[START Provided data]

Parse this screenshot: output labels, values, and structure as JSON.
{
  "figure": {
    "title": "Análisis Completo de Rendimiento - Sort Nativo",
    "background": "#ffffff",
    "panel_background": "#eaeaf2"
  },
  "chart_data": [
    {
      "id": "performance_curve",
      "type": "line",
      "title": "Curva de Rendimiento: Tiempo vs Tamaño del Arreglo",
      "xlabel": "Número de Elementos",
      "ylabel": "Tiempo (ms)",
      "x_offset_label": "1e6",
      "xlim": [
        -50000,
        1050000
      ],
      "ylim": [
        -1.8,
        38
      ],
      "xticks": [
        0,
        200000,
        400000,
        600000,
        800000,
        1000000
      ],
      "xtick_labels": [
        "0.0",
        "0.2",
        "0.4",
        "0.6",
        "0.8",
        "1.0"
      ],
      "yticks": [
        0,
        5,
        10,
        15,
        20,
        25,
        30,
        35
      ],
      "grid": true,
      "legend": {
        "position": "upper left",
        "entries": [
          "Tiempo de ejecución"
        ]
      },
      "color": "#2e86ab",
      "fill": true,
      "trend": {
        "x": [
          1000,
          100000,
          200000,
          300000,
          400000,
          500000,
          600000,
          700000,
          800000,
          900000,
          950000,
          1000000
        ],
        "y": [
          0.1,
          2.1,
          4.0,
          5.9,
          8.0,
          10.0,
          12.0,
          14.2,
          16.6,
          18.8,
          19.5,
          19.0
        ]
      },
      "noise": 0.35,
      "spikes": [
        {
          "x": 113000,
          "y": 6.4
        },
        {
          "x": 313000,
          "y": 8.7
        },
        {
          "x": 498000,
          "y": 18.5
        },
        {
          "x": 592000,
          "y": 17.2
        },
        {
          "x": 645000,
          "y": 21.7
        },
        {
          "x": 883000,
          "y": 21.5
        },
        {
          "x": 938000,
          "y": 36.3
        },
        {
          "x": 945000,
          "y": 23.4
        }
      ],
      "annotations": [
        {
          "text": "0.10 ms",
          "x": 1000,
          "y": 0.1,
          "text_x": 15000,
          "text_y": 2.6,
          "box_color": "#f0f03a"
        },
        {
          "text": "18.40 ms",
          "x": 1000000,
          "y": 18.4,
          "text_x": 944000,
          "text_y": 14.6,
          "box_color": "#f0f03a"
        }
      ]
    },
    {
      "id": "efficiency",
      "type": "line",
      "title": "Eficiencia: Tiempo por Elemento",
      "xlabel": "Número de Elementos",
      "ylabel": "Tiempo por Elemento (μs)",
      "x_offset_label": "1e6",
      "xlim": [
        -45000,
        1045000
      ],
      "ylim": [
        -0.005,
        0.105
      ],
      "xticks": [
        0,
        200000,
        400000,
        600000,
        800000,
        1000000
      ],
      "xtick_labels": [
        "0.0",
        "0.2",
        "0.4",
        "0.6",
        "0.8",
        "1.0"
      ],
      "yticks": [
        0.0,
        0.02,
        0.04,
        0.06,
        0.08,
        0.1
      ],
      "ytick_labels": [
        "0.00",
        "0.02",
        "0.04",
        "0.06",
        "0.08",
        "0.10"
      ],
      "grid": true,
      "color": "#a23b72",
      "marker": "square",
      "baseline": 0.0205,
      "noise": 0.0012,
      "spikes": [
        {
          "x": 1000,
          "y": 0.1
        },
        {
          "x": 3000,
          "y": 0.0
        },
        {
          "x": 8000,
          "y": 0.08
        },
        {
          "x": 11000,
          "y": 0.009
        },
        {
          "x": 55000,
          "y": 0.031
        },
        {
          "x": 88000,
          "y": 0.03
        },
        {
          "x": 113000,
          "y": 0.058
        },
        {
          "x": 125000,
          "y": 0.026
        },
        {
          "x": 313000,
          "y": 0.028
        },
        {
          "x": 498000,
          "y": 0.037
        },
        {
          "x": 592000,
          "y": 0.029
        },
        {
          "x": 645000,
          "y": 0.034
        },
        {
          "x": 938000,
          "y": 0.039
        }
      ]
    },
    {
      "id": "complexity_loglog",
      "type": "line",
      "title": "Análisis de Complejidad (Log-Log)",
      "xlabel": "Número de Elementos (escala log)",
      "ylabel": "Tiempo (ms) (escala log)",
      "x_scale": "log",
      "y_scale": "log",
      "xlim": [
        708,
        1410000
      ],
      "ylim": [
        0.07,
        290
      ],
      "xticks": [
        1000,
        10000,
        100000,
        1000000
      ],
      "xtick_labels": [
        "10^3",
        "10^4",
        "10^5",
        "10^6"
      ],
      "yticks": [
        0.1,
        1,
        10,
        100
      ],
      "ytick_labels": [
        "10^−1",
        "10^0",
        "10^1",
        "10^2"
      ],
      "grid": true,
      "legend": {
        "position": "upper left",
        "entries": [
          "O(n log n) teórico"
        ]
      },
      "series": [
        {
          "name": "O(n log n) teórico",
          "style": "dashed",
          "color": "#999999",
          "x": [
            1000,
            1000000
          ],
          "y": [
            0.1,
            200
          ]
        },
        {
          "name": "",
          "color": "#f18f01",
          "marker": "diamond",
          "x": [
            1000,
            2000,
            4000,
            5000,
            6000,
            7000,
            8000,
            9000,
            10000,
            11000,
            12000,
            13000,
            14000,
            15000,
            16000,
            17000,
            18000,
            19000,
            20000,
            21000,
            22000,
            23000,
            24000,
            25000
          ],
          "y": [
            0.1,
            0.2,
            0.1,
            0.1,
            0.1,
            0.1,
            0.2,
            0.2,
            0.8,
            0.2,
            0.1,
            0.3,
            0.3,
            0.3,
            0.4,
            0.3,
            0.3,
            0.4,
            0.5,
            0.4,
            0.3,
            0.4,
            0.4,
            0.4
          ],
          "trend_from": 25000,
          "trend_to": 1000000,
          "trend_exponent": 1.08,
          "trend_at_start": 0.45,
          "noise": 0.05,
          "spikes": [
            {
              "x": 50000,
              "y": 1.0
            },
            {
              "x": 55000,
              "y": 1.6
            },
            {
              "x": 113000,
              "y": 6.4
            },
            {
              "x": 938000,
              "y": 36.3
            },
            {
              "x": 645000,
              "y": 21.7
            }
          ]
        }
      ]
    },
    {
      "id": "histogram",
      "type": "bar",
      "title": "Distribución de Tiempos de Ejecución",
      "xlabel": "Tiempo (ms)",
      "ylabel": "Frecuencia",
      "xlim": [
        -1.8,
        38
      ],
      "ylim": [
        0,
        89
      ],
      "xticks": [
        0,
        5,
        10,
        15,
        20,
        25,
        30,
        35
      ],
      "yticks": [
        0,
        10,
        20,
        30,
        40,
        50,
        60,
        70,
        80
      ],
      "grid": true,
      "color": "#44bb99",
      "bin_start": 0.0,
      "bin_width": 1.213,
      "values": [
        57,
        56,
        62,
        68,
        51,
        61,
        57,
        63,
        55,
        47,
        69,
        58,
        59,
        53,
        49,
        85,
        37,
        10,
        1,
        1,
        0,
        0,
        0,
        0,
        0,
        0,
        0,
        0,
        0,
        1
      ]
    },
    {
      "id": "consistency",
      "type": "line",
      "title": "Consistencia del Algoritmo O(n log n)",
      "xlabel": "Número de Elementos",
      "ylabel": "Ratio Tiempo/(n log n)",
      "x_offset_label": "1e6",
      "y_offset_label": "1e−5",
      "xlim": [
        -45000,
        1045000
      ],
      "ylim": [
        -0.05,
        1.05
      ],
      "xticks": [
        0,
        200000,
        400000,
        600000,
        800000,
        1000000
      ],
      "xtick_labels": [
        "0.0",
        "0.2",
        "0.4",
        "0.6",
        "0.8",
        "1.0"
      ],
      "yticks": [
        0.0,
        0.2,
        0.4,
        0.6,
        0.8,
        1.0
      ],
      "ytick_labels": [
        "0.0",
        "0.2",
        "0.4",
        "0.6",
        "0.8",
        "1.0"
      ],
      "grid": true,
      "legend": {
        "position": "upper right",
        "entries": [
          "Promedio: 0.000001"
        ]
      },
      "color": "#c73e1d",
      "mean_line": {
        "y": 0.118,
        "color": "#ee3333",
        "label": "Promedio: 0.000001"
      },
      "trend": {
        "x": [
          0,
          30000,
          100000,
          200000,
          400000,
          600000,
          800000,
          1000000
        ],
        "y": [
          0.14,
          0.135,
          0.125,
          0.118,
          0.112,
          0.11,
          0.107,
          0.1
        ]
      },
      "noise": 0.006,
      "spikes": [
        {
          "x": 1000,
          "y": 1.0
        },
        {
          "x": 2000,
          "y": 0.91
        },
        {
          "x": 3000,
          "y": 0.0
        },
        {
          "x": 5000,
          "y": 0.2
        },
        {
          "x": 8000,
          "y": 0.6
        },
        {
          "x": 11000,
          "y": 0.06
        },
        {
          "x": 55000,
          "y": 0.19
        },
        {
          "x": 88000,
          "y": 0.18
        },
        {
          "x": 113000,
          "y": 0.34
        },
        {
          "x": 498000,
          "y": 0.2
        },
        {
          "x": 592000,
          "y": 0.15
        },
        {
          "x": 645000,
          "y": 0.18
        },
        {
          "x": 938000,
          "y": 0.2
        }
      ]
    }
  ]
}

[END Provided data]

- _Directive_: Isolate the lines above that contain the word "Promedio" and copy them.

- _Answer_:
          "Promedio: 0.000001"
        "label": "Promedio: 0.000001"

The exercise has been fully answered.